----- Provided information -----
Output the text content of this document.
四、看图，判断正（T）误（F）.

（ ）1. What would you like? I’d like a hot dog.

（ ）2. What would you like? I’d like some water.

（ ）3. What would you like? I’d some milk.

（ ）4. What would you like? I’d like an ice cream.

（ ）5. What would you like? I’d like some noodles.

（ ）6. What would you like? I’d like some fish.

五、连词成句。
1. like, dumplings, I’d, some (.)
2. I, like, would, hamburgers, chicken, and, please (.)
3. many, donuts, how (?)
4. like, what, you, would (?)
-----
Take the entries above and copy them out exactly.

_Full response_
Output the text content of this document.
四、看图，判断正（T）误（F）.

（ ）1. What would you like? I’d like a hot dog.

（ ）2. What would you like? I’d like some water.

（ ）3. What would you like? I’d some milk.

（ ）4. What would you like? I’d like an ice cream.

（ ）5. What would you like? I’d like some noodles.

（ ）6. What would you like? I’d like some fish.

五、连词成句。
1. like, dumplings, I’d, some (.)
2. I, like, would, hamburgers, chicken, and, please (.)
3. many, donuts, how (?)
4. like, what, you, would (?)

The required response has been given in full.